◆ Instructions for the task ◆
Where a line holds "Salpeter", copy it.

◆ Information shown ◆

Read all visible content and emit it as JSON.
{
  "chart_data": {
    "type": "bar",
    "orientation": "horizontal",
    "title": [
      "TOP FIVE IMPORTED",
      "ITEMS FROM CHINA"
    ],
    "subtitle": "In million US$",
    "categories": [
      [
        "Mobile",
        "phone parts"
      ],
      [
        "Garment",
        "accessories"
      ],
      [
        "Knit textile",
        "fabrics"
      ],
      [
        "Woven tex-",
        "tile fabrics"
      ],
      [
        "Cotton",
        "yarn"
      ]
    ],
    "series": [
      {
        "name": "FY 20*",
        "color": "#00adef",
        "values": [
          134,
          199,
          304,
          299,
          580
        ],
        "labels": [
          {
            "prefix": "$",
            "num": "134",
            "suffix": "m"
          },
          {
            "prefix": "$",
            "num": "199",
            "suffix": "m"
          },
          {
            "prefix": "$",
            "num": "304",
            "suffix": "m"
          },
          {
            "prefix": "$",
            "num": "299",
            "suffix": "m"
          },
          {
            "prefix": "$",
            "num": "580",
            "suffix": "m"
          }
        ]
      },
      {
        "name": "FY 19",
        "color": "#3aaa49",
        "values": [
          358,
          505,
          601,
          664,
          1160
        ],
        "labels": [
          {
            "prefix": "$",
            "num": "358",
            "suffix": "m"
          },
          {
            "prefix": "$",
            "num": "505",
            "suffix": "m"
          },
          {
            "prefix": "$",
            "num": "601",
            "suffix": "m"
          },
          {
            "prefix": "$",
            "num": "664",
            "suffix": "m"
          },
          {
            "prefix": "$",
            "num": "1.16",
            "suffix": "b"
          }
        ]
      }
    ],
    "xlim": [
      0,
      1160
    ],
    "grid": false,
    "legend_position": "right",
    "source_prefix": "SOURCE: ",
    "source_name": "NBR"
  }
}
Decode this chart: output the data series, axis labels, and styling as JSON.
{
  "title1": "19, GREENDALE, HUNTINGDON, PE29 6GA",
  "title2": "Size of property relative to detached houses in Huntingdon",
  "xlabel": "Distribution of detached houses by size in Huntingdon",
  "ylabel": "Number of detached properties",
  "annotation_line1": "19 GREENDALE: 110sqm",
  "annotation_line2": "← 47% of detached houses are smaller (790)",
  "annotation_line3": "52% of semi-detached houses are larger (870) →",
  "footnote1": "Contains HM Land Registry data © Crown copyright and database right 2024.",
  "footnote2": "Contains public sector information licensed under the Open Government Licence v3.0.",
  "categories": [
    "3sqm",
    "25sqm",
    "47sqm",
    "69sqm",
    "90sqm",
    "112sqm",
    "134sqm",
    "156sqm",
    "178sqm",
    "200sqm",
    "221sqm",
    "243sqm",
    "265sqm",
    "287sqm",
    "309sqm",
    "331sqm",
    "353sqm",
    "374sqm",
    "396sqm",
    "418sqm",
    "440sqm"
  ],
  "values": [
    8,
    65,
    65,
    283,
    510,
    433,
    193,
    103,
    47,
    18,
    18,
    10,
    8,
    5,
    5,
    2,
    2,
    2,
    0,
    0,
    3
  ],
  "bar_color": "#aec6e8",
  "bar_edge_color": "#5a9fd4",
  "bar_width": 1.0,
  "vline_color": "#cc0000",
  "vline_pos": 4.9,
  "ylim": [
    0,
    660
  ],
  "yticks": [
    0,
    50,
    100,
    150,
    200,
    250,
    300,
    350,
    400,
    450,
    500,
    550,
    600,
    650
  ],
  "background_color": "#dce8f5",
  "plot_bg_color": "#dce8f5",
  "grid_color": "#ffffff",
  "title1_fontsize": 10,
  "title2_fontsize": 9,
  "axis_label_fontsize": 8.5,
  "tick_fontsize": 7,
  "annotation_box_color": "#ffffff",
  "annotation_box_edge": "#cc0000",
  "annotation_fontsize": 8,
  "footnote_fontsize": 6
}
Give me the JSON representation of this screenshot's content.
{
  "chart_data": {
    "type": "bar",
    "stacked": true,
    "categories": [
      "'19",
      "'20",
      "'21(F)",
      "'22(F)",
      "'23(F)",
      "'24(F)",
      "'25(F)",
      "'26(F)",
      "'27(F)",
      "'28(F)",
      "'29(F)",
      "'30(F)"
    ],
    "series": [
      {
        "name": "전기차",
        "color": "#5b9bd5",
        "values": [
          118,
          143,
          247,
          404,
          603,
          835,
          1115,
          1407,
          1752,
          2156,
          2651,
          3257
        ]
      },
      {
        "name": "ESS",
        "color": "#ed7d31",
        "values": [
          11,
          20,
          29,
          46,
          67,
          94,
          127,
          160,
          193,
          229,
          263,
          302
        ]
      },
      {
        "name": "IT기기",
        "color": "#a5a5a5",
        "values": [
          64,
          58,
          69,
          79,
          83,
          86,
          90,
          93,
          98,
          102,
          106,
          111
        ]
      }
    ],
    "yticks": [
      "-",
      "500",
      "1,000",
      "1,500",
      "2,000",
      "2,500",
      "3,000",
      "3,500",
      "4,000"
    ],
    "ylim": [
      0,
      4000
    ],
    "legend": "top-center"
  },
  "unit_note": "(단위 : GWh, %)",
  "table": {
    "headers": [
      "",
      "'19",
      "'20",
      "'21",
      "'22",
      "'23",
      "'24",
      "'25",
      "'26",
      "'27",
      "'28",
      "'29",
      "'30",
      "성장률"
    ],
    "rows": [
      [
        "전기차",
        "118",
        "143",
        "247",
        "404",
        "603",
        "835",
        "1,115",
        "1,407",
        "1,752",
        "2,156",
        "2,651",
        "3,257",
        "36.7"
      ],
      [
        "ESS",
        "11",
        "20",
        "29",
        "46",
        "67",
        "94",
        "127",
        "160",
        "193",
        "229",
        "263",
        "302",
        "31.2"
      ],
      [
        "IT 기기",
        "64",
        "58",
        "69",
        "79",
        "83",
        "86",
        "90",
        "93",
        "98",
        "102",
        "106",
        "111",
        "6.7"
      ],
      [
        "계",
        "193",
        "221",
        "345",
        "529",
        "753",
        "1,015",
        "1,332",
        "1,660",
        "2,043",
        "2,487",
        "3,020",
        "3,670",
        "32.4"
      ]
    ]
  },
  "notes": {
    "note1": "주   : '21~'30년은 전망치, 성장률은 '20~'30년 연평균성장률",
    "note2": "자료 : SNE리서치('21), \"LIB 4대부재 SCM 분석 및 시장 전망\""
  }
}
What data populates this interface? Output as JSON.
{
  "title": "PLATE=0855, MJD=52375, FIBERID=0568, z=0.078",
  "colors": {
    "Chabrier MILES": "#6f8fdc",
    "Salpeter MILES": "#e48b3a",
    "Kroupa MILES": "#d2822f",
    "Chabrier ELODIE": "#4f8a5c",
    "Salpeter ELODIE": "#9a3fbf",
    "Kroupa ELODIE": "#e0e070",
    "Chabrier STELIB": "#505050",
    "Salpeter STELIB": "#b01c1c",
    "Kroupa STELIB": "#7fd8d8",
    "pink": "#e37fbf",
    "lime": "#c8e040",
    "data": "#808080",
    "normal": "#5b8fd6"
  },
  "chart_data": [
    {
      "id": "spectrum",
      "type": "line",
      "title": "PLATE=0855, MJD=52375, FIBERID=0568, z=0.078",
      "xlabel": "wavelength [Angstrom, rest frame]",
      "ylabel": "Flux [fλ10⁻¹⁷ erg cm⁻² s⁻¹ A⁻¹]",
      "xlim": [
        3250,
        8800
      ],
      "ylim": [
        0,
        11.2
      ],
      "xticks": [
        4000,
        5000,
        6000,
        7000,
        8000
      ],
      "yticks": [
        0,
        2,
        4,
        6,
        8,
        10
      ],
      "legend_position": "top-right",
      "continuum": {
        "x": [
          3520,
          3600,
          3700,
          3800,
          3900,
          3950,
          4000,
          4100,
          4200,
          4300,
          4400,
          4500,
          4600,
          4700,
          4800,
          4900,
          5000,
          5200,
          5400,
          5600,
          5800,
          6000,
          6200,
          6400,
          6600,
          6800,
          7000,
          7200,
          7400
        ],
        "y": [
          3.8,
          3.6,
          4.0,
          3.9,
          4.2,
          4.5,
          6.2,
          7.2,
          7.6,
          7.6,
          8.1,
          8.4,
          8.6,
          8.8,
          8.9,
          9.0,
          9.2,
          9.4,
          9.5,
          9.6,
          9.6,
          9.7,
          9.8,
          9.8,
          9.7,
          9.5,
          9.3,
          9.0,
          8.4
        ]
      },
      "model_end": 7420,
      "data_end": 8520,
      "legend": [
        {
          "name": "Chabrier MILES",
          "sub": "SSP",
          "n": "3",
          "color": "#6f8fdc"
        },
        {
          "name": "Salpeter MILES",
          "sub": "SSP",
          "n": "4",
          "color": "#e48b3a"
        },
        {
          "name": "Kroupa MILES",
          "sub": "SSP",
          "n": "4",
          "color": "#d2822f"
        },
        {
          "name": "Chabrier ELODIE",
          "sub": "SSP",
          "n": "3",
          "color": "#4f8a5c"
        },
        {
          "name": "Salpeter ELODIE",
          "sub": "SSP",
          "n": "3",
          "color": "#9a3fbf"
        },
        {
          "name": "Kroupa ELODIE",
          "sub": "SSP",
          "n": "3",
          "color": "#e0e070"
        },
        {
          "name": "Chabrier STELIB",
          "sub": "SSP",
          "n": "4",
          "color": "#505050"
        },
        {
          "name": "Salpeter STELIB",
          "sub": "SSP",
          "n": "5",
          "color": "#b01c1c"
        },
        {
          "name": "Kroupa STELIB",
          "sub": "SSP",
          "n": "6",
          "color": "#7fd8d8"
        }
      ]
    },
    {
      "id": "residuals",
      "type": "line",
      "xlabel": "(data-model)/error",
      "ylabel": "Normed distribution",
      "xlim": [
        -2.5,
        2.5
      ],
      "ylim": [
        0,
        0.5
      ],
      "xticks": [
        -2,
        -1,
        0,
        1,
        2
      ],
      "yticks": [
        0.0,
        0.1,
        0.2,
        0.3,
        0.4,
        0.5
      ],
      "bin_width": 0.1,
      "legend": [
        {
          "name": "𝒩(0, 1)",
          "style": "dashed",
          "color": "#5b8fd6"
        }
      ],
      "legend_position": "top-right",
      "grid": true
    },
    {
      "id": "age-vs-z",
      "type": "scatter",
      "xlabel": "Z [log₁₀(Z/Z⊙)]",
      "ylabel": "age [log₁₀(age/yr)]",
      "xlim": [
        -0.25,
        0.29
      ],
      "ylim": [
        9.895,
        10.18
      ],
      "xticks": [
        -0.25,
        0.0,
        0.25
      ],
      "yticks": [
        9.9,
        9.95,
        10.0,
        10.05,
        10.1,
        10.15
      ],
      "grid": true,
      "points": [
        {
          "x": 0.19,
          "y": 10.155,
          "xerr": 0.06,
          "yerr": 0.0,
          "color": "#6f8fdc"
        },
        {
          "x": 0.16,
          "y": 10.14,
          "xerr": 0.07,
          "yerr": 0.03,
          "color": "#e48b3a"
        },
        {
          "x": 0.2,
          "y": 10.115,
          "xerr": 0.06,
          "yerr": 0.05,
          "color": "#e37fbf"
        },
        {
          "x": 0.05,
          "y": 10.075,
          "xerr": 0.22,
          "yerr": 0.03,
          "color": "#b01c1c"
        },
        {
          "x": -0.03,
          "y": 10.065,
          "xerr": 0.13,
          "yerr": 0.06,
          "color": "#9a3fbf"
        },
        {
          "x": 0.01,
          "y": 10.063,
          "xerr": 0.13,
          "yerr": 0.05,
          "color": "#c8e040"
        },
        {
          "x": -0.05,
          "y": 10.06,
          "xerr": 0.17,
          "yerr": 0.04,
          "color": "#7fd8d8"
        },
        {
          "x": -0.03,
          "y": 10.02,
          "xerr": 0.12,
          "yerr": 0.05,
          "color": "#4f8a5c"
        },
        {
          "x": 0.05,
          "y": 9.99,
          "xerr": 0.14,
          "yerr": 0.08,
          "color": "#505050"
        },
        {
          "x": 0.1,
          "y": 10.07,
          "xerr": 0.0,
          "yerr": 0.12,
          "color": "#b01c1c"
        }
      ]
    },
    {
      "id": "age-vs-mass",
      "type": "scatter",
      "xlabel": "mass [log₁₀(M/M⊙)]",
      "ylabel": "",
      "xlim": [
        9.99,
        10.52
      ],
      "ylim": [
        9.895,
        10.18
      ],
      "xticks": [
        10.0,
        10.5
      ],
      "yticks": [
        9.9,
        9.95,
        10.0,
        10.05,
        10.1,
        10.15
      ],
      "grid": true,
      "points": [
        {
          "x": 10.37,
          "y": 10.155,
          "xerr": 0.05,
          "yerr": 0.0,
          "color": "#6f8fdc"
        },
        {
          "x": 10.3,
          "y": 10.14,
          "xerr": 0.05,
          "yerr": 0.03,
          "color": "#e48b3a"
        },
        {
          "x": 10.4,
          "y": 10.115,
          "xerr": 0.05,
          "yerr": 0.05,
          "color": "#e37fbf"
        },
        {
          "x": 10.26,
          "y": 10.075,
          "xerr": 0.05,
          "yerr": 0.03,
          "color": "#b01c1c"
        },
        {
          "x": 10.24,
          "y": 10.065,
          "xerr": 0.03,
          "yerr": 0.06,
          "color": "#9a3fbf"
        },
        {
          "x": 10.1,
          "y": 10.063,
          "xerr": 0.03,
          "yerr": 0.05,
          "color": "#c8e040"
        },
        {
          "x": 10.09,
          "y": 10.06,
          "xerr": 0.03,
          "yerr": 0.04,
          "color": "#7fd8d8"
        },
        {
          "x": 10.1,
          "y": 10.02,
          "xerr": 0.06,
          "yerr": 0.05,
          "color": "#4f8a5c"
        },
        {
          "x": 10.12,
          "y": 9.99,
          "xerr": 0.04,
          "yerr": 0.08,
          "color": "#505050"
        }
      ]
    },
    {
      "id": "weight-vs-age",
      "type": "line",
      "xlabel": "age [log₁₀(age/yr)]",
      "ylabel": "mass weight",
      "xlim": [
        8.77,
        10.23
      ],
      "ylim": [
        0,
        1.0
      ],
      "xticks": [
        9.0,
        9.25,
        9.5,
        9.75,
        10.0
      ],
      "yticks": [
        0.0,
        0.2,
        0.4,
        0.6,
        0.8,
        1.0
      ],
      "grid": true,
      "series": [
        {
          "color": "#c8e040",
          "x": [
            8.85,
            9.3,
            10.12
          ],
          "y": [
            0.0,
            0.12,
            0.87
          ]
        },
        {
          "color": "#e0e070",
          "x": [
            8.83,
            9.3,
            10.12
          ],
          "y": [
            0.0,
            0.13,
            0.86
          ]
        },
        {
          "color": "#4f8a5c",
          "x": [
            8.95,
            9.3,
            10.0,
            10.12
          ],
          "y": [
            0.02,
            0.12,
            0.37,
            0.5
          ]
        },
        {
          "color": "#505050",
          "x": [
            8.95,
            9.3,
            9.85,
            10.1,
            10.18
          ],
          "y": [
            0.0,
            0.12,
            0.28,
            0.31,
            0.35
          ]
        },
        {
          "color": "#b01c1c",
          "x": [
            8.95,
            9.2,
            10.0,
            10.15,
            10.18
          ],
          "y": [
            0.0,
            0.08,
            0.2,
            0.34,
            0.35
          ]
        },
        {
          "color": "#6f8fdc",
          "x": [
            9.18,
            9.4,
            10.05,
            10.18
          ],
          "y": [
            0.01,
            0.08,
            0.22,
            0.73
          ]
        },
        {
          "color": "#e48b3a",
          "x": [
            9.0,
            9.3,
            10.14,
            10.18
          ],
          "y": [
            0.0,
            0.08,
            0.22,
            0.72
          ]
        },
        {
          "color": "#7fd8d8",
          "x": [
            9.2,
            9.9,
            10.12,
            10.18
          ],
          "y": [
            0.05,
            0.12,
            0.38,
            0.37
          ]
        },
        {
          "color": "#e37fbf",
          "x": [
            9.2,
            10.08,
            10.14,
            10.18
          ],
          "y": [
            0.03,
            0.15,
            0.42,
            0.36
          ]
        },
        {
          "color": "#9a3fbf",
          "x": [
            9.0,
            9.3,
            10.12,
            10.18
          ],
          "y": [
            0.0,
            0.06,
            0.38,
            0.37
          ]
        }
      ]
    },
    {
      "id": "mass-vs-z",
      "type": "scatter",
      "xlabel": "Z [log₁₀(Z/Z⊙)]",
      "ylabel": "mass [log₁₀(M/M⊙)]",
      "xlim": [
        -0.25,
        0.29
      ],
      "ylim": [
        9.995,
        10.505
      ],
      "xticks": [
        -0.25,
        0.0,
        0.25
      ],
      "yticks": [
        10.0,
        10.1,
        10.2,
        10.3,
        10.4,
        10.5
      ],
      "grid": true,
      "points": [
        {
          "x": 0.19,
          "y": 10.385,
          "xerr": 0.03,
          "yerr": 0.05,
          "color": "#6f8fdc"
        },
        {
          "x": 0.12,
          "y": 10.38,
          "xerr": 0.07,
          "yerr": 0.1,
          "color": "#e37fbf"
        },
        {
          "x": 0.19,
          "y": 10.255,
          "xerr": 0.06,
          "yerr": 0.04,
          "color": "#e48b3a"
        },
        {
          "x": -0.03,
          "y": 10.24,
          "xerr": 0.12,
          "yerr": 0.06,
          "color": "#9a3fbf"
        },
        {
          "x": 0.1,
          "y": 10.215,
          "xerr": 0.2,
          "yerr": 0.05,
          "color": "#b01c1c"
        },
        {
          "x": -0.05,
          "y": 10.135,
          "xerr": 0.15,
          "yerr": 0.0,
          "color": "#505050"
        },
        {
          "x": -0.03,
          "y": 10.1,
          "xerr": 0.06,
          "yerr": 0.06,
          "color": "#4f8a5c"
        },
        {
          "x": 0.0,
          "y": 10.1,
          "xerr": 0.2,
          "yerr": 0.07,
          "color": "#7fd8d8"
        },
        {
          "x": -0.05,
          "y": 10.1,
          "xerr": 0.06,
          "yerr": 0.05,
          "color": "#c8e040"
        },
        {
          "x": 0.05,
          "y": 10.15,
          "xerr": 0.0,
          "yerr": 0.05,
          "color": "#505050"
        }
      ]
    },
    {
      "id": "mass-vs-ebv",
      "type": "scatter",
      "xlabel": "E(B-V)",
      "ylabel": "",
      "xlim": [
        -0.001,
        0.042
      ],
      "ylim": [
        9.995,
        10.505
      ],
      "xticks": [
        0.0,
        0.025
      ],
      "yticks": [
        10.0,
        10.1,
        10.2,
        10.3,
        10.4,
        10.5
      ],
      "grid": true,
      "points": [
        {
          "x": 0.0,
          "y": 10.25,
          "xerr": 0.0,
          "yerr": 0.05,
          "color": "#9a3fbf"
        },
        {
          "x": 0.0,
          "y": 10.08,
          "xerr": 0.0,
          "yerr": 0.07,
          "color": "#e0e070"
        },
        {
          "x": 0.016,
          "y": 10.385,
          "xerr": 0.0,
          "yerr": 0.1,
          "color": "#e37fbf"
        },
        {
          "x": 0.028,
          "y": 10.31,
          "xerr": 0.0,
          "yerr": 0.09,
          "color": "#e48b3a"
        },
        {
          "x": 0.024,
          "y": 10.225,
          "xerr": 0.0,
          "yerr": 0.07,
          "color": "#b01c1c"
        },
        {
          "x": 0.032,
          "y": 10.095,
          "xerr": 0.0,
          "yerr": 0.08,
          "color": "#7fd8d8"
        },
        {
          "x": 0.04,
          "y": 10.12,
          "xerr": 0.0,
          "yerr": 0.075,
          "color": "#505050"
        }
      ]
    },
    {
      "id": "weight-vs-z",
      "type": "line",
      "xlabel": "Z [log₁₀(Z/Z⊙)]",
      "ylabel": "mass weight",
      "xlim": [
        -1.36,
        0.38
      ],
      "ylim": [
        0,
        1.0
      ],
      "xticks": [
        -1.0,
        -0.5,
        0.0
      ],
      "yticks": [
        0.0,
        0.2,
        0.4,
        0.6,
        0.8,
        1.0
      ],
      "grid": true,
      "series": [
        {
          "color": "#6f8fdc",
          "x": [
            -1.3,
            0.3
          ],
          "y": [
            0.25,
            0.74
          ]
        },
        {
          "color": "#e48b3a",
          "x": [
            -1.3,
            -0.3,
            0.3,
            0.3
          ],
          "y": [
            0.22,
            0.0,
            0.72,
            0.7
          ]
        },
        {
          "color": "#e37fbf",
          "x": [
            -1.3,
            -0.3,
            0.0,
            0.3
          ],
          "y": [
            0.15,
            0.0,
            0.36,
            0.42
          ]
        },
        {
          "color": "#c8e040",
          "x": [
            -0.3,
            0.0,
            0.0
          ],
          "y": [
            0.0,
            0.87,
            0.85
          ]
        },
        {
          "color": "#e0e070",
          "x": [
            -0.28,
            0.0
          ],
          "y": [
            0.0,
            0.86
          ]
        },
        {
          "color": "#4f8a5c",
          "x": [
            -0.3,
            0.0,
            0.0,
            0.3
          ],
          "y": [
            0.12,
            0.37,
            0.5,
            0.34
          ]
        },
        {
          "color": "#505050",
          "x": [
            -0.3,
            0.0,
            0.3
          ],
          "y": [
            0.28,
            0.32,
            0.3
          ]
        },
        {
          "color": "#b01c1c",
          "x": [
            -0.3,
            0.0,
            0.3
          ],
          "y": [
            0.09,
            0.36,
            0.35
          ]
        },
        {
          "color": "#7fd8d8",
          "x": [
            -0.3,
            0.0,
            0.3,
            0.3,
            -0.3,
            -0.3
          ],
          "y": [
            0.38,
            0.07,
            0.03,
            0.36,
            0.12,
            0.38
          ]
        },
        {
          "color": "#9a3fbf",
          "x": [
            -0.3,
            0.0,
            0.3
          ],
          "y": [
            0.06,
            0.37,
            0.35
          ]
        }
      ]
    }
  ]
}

◆ Written reply ◆
    "Salpeter MILES": "#e48b3a",
    "Salpeter ELODIE": "#9a3fbf",
    "Salpeter STELIB": "#b01c1c",
          "name": "Salpeter MILES",
          "name": "Salpeter ELODIE",
          "name": "Salpeter STELIB",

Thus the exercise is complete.